--- start Extracted data ---

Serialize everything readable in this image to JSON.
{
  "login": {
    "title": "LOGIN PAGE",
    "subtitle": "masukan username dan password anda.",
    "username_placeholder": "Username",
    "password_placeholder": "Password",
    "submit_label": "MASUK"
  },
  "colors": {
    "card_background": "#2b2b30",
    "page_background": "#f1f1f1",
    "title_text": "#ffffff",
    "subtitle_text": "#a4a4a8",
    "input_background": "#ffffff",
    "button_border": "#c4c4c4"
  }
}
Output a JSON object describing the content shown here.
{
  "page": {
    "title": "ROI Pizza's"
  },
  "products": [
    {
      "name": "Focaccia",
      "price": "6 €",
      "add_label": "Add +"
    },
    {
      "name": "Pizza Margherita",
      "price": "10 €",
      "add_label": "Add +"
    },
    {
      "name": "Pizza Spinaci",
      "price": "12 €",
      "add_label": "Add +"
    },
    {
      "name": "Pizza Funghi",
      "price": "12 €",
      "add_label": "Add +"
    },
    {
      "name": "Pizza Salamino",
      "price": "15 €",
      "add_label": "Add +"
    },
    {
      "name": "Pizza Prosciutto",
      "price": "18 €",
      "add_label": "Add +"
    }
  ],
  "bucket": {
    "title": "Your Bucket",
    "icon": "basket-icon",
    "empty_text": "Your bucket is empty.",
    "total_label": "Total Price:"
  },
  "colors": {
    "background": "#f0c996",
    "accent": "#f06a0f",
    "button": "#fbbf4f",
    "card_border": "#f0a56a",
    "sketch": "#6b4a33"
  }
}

--- end Extracted data ---

Your goal:
Write all of the records out again exactly.

The answer:
Serialize everything readable in this image to JSON.
{
  "login": {
    "title": "LOGIN PAGE",
    "subtitle": "masukan username dan password anda.",
    "username_placeholder": "Username",
    "password_placeholder": "Password",
    "submit_label": "MASUK"
  },
  "colors": {
    "card_background": "#2b2b30",
    "page_background": "#f1f1f1",
    "title_text": "#ffffff",
    "subtitle_text": "#a4a4a8",
    "input_background": "#ffffff",
    "button_border": "#c4c4c4"
  }
}
Output a JSON object describing the content shown here.
{
  "page": {
    "title": "ROI Pizza's"
  },
  "products": [
    {
      "name": "Focaccia",
      "price": "6 €",
      "add_label": "Add +"
    },
    {
      "name": "Pizza Margherita",
      "price": "10 €",
      "add_label": "Add +"
    },
    {
      "name": "Pizza Spinaci",
      "price": "12 €",
      "add_label": "Add +"
    },
    {
      "name": "Pizza Funghi",
      "price": "12 €",
      "add_label": "Add +"
    },
    {
      "name": "Pizza Salamino",
      "price": "15 €",
      "add_label": "Add +"
    },
    {
      "name": "Pizza Prosciutto",
      "price": "18 €",
      "add_label": "Add +"
    }
  ],
  "bucket": {
    "title": "Your Bucket",
    "icon": "basket-icon",
    "empty_text": "Your bucket is empty.",
    "total_label": "Total Price:"
  },
  "colors": {
    "background": "#f0c996",
    "accent": "#f06a0f",
    "button": "#fbbf4f",
    "card_border": "#f0a56a",
    "sketch": "#6b4a33"
  }
}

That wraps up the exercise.